**The problem:**
Below are some records; reproduce every one of them exactly.

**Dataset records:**
# # #

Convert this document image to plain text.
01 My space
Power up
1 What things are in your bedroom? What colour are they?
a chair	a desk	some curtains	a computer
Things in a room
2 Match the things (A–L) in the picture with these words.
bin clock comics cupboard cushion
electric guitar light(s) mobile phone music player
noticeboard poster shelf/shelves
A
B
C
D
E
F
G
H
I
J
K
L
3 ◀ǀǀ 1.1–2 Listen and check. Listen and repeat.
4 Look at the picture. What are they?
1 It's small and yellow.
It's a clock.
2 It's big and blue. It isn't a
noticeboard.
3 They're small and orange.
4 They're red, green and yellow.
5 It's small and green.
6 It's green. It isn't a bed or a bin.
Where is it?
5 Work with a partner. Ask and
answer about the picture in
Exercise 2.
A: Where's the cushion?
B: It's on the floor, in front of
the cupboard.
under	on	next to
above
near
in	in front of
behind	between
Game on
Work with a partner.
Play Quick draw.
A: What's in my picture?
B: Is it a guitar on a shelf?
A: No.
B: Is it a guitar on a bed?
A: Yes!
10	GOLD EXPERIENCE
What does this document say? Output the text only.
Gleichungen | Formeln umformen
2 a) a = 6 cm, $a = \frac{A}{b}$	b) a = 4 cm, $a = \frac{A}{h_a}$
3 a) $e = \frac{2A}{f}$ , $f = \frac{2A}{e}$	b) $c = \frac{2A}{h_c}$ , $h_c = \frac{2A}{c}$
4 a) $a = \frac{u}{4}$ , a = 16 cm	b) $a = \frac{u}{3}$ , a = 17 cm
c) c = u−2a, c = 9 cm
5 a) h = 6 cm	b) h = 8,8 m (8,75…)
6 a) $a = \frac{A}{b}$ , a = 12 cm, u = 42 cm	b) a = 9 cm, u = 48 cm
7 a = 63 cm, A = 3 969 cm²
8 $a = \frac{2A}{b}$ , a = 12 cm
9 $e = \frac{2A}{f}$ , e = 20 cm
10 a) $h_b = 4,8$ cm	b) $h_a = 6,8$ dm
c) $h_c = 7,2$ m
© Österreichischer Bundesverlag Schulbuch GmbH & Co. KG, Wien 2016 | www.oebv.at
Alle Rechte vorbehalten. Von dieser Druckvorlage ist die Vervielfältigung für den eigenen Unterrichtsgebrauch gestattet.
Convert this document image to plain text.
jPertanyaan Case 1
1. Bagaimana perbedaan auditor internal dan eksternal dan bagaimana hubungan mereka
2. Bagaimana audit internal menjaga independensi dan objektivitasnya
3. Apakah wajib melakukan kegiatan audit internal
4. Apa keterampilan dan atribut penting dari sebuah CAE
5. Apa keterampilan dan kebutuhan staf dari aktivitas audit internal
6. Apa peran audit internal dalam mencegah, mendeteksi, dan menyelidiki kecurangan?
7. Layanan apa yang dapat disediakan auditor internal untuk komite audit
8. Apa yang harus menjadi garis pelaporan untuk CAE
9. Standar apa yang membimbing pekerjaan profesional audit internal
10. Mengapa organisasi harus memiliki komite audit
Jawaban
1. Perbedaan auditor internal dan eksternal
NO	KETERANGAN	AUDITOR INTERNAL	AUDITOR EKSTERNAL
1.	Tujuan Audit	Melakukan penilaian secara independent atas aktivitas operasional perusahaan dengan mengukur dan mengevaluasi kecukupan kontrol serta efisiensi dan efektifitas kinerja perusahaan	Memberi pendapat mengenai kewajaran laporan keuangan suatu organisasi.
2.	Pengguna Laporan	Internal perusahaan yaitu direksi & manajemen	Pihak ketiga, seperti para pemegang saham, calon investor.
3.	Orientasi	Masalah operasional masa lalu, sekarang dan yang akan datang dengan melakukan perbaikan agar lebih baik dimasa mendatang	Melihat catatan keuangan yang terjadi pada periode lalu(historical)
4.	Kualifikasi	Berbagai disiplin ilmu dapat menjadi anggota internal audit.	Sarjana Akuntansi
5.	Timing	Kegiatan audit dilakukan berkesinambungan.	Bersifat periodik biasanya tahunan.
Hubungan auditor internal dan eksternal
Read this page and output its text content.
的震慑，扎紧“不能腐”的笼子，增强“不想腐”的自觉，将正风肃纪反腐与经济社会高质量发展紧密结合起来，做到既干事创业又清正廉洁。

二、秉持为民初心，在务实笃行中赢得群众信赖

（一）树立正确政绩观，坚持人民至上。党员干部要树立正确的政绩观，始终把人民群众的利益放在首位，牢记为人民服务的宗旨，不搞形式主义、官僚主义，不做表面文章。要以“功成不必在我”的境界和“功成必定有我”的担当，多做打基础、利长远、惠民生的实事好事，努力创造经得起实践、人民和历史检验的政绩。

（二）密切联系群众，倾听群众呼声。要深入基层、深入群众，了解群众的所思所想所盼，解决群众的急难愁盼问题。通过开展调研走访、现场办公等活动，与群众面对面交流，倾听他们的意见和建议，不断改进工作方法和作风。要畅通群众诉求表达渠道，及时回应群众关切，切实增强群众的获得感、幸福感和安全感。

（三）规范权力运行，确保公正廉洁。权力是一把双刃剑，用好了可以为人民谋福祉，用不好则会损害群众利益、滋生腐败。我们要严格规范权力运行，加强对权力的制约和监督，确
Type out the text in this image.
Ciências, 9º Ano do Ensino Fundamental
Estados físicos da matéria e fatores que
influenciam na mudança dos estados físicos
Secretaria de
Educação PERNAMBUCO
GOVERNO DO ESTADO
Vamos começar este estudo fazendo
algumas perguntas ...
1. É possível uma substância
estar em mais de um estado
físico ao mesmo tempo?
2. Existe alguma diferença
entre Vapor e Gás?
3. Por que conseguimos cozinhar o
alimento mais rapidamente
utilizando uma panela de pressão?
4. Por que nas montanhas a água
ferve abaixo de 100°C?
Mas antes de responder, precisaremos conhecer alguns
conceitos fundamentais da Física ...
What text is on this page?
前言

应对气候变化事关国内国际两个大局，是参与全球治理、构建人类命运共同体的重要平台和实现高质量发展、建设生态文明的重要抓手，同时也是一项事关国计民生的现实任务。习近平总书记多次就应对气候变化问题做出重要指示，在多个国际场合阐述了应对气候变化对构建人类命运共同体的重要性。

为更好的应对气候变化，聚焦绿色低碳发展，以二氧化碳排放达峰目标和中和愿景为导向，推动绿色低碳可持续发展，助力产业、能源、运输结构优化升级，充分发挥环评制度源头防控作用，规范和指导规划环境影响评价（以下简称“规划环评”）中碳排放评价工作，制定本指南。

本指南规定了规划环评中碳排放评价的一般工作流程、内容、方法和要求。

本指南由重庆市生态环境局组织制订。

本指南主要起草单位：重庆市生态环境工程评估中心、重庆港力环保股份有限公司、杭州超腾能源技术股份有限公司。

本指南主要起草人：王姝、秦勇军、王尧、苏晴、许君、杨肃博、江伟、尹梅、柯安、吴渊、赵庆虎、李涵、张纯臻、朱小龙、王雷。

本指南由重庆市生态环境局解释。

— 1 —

# # #

**Exercise output:**
Convert this document image to plain text.
01 My space
Power up
1 What things are in your bedroom? What colour are they?
a chair	a desk	some curtains	a computer
Things in a room
2 Match the things (A–L) in the picture with these words.
bin clock comics cupboard cushion
electric guitar light(s) mobile phone music player
noticeboard poster shelf/shelves
A
B
C
D
E
F
G
H
I
J
K
L
3 ◀ǀǀ 1.1–2 Listen and check. Listen and repeat.
4 Look at the picture. What are they?
1 It's small and yellow.
It's a clock.
2 It's big and blue. It isn't a
noticeboard.
3 They're small and orange.
4 They're red, green and yellow.
5 It's small and green.
6 It's green. It isn't a bed or a bin.
Where is it?
5 Work with a partner. Ask and
answer about the picture in
Exercise 2.
A: Where's the cushion?
B: It's on the floor, in front of
the cupboard.
under	on	next to
above
near
in	in front of
behind	between
Game on
Work with a partner.
Play Quick draw.
A: What's in my picture?
B: Is it a guitar on a shelf?
A: No.
B: Is it a guitar on a bed?
A: Yes!
10	GOLD EXPERIENCE
What does this document say? Output the text only.
Gleichungen | Formeln umformen
2 a) a = 6 cm, $a = \frac{A}{b}$	b) a = 4 cm, $a = \frac{A}{h_a}$
3 a) $e = \frac{2A}{f}$ , $f = \frac{2A}{e}$	b) $c = \frac{2A}{h_c}$ , $h_c = \frac{2A}{c}$
4 a) $a = \frac{u}{4}$ , a = 16 cm	b) $a = \frac{u}{3}$ , a = 17 cm
c) c = u−2a, c = 9 cm
5 a) h = 6 cm	b) h = 8,8 m (8,75…)
6 a) $a = \frac{A}{b}$ , a = 12 cm, u = 42 cm	b) a = 9 cm, u = 48 cm
7 a = 63 cm, A = 3 969 cm²
8 $a = \frac{2A}{b}$ , a = 12 cm
9 $e = \frac{2A}{f}$ , e = 20 cm
10 a) $h_b = 4,8$ cm	b) $h_a = 6,8$ dm
c) $h_c = 7,2$ m
© Österreichischer Bundesverlag Schulbuch GmbH & Co. KG, Wien 2016 | www.oebv.at
Alle Rechte vorbehalten. Von dieser Druckvorlage ist die Vervielfältigung für den eigenen Unterrichtsgebrauch gestattet.
Convert this document image to plain text.
jPertanyaan Case 1
1. Bagaimana perbedaan auditor internal dan eksternal dan bagaimana hubungan mereka
2. Bagaimana audit internal menjaga independensi dan objektivitasnya
3. Apakah wajib melakukan kegiatan audit internal
4. Apa keterampilan dan atribut penting dari sebuah CAE
5. Apa keterampilan dan kebutuhan staf dari aktivitas audit internal
6. Apa peran audit internal dalam mencegah, mendeteksi, dan menyelidiki kecurangan?
7. Layanan apa yang dapat disediakan auditor internal untuk komite audit
8. Apa yang harus menjadi garis pelaporan untuk CAE
9. Standar apa yang membimbing pekerjaan profesional audit internal
10. Mengapa organisasi harus memiliki komite audit
Jawaban
1. Perbedaan auditor internal dan eksternal
NO	KETERANGAN	AUDITOR INTERNAL	AUDITOR EKSTERNAL
1.	Tujuan Audit	Melakukan penilaian secara independent atas aktivitas operasional perusahaan dengan mengukur dan mengevaluasi kecukupan kontrol serta efisiensi dan efektifitas kinerja perusahaan	Memberi pendapat mengenai kewajaran laporan keuangan suatu organisasi.
2.	Pengguna Laporan	Internal perusahaan yaitu direksi & manajemen	Pihak ketiga, seperti para pemegang saham, calon investor.
3.	Orientasi	Masalah operasional masa lalu, sekarang dan yang akan datang dengan melakukan perbaikan agar lebih baik dimasa mendatang	Melihat catatan keuangan yang terjadi pada periode lalu(historical)
4.	Kualifikasi	Berbagai disiplin ilmu dapat menjadi anggota internal audit.	Sarjana Akuntansi
5.	Timing	Kegiatan audit dilakukan berkesinambungan.	Bersifat periodik biasanya tahunan.
Hubungan auditor internal dan eksternal
Read this page and output its text content.
的震慑，扎紧“不能腐”的笼子，增强“不想腐”的自觉，将正风肃纪反腐与经济社会高质量发展紧密结合起来，做到既干事创业又清正廉洁。

二、秉持为民初心，在务实笃行中赢得群众信赖

（一）树立正确政绩观，坚持人民至上。党员干部要树立正确的政绩观，始终把人民群众的利益放在首位，牢记为人民服务的宗旨，不搞形式主义、官僚主义，不做表面文章。要以“功成不必在我”的境界和“功成必定有我”的担当，多做打基础、利长远、惠民生的实事好事，努力创造经得起实践、人民和历史检验的政绩。

（二）密切联系群众，倾听群众呼声。要深入基层、深入群众，了解群众的所思所想所盼，解决群众的急难愁盼问题。通过开展调研走访、现场办公等活动，与群众面对面交流，倾听他们的意见和建议，不断改进工作方法和作风。要畅通群众诉求表达渠道，及时回应群众关切，切实增强群众的获得感、幸福感和安全感。

（三）规范权力运行，确保公正廉洁。权力是一把双刃剑，用好了可以为人民谋福祉，用不好则会损害群众利益、滋生腐败。我们要严格规范权力运行，加强对权力的制约和监督，确
Type out the text in this image.
Ciências, 9º Ano do Ensino Fundamental
Estados físicos da matéria e fatores que
influenciam na mudança dos estados físicos
Secretaria de
Educação PERNAMBUCO
GOVERNO DO ESTADO
Vamos começar este estudo fazendo
algumas perguntas ...
1. É possível uma substância
estar em mais de um estado
físico ao mesmo tempo?
2. Existe alguma diferença
entre Vapor e Gás?
3. Por que conseguimos cozinhar o
alimento mais rapidamente
utilizando uma panela de pressão?
4. Por que nas montanhas a água
ferve abaixo de 100°C?
Mas antes de responder, precisaremos conhecer alguns
conceitos fundamentais da Física ...
What text is on this page?
前言

应对气候变化事关国内国际两个大局，是参与全球治理、构建人类命运共同体的重要平台和实现高质量发展、建设生态文明的重要抓手，同时也是一项事关国计民生的现实任务。习近平总书记多次就应对气候变化问题做出重要指示，在多个国际场合阐述了应对气候变化对构建人类命运共同体的重要性。

为更好的应对气候变化，聚焦绿色低碳发展，以二氧化碳排放达峰目标和中和愿景为导向，推动绿色低碳可持续发展，助力产业、能源、运输结构优化升级，充分发挥环评制度源头防控作用，规范和指导规划环境影响评价（以下简称“规划环评”）中碳排放评价工作，制定本指南。

本指南规定了规划环评中碳排放评价的一般工作流程、内容、方法和要求。

本指南由重庆市生态环境局组织制订。

本指南主要起草单位：重庆市生态环境工程评估中心、重庆港力环保股份有限公司、杭州超腾能源技术股份有限公司。

本指南主要起草人：王姝、秦勇军、王尧、苏晴、许君、杨肃博、江伟、尹梅、柯安、吴渊、赵庆虎、李涵、张纯臻、朱小龙、王雷。

本指南由重庆市生态环境局解释。

— 1 —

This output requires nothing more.